## Document source
+---+
Madame Marisol TOURAINE

Ministère des Affaires Sociales et de la Santé
14, avenue Duquesne
75350 PARIS 07

Paris, le 18 mai 2016
Objet : régularisation des cotisations sociales des artistes-auteurs postérieures au 31 janvier 1975

Madame la Ministre,

Après une première réunion de concertation qui s’est tenue le 14 décembre 2015, vos services nous ont réunis le 28 avril 2016 pour nous présenter une nouvelle version du projet de circulaire relatif au dispositif de régularisation des cotisations dites prescrites des artistes-auteurs. La nécessité de ce dispositif découle principalement des pratiques illégales de l’Agessa depuis sa création jusqu’à nos jours. Désormais il appartient à l’État d’apurer ce passif plus que regrettable.

À cet effet, dans un courrier conjoint avec Madame la ministre de la culture en date du 29 juillet 2015,  vous vous êtes engagée à « rétablir les artistes-auteurs dans l’ensemble de leurs droits sociaux ».
+---+
## Travail demandé
a) Recopiez fidèlement le passage de la lettre sur les cotisations des artistes-auteurs qui s'ouvre sur les mots contenant « Paris, le 18 » et se clôt sur « plus que regrettable. ».
b) Prolongez la lettre sur la régularisation des cotisations des artistes-auteurs en reprenant juste après sa dernière phrase.
+---+
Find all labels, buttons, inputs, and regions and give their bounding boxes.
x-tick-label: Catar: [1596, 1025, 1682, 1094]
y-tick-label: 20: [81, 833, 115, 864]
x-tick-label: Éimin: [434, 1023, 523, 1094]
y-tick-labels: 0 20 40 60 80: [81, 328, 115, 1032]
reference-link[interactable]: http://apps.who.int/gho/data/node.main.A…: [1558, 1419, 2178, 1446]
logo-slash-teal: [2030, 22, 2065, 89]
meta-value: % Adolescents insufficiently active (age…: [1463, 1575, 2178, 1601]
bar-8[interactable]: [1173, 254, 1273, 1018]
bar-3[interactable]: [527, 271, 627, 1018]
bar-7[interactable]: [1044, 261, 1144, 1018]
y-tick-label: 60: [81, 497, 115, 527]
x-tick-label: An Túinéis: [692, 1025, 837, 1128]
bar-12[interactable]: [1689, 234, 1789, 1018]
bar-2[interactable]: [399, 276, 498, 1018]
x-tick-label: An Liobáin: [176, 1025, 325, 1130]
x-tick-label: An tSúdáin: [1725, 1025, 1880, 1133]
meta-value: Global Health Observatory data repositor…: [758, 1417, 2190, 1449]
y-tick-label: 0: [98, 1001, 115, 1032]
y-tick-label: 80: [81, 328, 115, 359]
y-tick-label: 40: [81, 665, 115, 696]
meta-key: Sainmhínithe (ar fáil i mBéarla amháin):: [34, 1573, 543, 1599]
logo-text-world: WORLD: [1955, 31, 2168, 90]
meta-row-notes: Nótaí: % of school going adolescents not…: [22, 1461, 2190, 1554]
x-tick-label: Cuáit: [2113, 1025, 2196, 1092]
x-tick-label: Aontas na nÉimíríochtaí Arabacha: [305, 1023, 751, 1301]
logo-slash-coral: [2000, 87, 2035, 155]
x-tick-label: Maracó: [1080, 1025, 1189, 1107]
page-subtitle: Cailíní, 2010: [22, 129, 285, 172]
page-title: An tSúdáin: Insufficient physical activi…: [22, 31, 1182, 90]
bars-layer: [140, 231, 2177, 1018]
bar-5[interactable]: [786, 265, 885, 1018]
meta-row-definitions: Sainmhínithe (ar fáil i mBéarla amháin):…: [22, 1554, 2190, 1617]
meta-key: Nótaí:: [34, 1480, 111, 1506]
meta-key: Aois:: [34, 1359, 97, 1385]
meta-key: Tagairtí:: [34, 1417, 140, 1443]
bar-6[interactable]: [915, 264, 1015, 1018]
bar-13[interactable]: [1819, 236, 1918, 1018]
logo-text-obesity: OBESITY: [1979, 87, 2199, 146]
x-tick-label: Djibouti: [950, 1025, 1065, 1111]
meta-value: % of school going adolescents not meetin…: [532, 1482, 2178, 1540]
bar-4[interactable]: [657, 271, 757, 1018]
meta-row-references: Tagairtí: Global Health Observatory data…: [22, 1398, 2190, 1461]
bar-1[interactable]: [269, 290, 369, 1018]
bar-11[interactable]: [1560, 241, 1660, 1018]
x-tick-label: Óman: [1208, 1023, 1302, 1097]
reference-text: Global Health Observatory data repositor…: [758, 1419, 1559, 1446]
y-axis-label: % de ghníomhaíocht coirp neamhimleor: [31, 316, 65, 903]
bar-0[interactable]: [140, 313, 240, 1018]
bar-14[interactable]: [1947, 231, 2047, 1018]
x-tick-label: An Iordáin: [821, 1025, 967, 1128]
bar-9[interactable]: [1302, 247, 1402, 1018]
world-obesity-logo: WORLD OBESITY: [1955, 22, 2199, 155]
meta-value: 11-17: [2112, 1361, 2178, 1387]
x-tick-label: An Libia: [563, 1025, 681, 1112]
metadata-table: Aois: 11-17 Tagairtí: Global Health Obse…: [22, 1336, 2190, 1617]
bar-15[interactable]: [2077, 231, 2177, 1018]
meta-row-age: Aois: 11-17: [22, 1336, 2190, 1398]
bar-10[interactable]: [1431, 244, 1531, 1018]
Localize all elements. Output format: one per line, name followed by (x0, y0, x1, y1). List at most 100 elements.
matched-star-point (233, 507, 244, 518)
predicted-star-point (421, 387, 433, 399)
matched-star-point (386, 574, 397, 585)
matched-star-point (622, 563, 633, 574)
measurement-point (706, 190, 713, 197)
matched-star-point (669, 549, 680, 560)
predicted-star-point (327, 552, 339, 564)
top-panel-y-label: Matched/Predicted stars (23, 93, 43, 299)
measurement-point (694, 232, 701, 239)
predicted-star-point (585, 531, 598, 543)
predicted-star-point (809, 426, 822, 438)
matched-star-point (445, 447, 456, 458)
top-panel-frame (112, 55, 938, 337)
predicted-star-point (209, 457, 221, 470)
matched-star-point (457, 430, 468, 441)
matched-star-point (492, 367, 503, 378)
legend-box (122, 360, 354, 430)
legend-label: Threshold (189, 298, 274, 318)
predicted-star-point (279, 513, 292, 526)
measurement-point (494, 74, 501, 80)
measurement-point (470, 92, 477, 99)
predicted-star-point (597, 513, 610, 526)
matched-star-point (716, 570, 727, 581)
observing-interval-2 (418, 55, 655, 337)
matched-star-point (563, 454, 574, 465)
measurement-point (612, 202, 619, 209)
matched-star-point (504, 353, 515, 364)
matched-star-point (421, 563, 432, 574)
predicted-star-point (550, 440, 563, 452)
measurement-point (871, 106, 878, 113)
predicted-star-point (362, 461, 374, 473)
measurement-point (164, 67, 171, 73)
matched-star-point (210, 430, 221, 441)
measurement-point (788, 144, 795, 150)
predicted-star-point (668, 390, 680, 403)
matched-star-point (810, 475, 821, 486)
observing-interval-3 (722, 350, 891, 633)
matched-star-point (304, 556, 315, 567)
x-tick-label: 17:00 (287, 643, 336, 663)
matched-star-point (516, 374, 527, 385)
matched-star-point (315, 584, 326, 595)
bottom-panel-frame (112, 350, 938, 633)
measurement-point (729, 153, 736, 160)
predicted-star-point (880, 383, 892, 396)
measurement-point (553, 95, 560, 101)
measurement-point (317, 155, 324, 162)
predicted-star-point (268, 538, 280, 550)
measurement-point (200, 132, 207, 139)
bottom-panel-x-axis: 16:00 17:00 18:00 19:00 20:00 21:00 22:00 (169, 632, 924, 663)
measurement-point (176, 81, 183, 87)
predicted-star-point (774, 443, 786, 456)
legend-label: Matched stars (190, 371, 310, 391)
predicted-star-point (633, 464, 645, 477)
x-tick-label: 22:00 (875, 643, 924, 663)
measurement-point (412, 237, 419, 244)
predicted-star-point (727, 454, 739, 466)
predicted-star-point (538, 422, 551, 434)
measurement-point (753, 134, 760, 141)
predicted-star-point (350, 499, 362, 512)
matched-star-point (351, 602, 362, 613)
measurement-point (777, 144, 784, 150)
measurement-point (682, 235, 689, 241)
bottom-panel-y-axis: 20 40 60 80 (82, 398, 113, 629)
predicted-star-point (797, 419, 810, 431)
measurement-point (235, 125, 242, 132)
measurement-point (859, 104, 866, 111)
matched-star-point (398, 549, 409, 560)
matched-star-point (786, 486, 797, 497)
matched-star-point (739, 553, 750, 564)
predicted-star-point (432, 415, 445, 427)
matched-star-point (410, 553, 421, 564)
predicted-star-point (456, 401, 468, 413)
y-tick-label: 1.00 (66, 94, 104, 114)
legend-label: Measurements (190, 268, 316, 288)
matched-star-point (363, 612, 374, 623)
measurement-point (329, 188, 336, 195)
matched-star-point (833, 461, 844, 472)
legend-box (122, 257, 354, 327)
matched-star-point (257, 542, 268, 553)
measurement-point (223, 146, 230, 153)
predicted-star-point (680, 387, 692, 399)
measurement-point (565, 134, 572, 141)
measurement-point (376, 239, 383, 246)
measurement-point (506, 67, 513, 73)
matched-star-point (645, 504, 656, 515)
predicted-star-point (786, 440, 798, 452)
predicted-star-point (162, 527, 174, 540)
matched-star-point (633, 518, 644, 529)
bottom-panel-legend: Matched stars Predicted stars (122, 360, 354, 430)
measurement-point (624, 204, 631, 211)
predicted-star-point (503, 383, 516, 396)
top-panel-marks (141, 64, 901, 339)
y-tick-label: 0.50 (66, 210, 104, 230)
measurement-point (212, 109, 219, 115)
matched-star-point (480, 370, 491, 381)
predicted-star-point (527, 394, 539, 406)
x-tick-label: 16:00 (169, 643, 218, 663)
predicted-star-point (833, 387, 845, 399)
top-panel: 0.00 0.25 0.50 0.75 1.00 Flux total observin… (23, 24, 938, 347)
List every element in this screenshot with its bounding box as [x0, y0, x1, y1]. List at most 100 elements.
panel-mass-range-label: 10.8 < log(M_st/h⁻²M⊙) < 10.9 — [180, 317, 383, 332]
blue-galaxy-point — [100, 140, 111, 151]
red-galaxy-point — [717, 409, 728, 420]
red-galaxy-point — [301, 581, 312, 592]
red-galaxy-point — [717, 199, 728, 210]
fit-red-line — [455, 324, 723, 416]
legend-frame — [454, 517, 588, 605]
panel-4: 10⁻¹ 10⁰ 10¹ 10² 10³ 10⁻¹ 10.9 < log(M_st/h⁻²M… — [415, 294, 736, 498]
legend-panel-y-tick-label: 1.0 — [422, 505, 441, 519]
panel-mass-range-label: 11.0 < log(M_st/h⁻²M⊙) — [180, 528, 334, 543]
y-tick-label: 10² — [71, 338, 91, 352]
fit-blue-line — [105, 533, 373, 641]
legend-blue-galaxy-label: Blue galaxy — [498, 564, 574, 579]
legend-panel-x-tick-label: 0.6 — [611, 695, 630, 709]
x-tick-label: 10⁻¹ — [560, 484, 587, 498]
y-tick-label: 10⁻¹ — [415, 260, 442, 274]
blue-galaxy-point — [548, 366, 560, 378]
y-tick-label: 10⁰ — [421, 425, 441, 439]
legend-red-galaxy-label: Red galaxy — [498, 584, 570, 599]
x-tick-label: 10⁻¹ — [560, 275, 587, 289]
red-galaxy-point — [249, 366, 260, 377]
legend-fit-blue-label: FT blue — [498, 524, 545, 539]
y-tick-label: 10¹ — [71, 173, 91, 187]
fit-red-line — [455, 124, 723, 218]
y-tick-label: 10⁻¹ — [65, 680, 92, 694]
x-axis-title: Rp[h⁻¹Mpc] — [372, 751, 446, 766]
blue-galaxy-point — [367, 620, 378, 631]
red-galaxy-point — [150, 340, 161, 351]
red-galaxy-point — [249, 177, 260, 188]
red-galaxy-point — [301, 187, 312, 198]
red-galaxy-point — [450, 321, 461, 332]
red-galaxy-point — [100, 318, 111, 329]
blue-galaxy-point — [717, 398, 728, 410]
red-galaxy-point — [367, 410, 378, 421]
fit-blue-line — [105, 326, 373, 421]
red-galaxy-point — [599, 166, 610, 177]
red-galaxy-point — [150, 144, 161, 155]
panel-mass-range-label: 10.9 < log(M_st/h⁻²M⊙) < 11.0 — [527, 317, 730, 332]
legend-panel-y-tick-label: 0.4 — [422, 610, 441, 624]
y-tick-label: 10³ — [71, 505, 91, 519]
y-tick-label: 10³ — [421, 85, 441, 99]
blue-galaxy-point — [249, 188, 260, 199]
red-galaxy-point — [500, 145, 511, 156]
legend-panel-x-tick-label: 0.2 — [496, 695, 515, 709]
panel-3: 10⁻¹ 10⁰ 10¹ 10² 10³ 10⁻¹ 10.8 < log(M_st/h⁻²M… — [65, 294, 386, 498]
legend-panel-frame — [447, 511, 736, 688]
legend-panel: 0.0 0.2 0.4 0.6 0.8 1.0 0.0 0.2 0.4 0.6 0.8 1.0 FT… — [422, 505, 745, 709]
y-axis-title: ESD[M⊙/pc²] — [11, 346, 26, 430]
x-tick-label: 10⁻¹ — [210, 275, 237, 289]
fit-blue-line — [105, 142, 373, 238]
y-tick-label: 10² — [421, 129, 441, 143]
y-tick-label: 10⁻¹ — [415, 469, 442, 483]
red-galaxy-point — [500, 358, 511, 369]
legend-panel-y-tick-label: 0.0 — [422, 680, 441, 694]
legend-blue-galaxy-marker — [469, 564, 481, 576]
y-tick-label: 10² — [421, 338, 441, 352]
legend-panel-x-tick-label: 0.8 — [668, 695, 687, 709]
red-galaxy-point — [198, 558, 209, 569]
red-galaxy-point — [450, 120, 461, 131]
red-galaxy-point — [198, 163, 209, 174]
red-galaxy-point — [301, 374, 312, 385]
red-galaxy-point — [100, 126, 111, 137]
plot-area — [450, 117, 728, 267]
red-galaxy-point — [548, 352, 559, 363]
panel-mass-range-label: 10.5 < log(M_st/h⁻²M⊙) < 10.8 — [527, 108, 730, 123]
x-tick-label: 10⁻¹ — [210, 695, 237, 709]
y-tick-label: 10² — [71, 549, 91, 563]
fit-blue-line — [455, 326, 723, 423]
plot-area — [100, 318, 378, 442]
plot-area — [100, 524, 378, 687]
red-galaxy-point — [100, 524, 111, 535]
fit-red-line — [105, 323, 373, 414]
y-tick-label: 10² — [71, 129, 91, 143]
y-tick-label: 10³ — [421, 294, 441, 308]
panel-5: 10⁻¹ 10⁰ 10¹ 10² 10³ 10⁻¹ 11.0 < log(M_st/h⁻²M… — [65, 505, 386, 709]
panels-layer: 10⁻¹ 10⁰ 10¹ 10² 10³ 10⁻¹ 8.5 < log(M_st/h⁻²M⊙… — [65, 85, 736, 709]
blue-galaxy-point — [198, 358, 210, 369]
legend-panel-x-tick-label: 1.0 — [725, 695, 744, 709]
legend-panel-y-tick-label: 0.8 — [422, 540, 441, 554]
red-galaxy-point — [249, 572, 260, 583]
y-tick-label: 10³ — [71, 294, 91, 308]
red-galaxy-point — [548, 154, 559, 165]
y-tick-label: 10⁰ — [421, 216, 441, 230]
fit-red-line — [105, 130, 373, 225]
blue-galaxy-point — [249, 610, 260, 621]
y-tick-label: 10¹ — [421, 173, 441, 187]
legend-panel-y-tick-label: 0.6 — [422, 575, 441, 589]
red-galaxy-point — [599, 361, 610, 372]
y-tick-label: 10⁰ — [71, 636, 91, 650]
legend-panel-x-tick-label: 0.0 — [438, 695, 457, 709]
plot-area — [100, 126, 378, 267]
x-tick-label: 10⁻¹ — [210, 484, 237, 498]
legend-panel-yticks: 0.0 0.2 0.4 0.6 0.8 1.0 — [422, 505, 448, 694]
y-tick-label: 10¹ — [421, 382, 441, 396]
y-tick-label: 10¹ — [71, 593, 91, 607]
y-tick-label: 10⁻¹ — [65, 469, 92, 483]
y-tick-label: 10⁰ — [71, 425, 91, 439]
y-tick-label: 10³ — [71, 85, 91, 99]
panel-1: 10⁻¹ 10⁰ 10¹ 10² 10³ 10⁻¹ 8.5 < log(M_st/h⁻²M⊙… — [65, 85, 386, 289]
+---+
## Corrigé de l'exercice
a)
Paris, le 18 mai 2016
Objet : régularisation des cotisations sociales des artistes-auteurs postérieures au 31 janvier 1975

Madame la Ministre,

Après une première réunion de concertation qui s’est tenue le 14 décembre 2015, vos services nous ont réunis le 28 avril 2016 pour nous présenter une nouvelle version du projet de circulaire relatif au dispositif de régularisation des cotisations dites prescrites des artistes-auteurs. La nécessité de ce dispositif découle principalement des pratiques illégales de l’Agessa depuis sa création jusqu’à nos jours. Désormais il appartient à l’État d’apurer ce passif plus que regrettable.

b)
Il convient donc d’envisager un dispositif adapté et accessible au plus grand nombre, pour que les artistes-auteurs qui n’ont pas été appelés à cotiser à l’assurance vieillesse et/ou qui ont cotisé sur une mauvaise assiette soient pleinement rétablis dans leurs droits.

Juridiquement le principe essentiel qui découle de la notion même d'acte illicite est que « la réparation doit, autant que possible, effacer toutes les conséquences de l'acte illicite et rétablir l'état qui aurait vraisemblablement existé si ledit acte n'avait pas été commis".

L’État est aujourd’hui tenu de réparer les dommages résultant de ses actes. Sauf excès de pouvoir, la prescription triennale prévue dans le code de la sécurité sociale ne peut être invoquée pour refuser une réparation équitable au bénéfice des artistes-auteurs !

I - Le droit à un règlement équitable et complet des actes illicites de l’Agessa

Nous observons tout d’abord que la base légale du projet de circulaire est insuffisante pour permettre d’apurer pleinement le passif préjudiciable de l’Agessa.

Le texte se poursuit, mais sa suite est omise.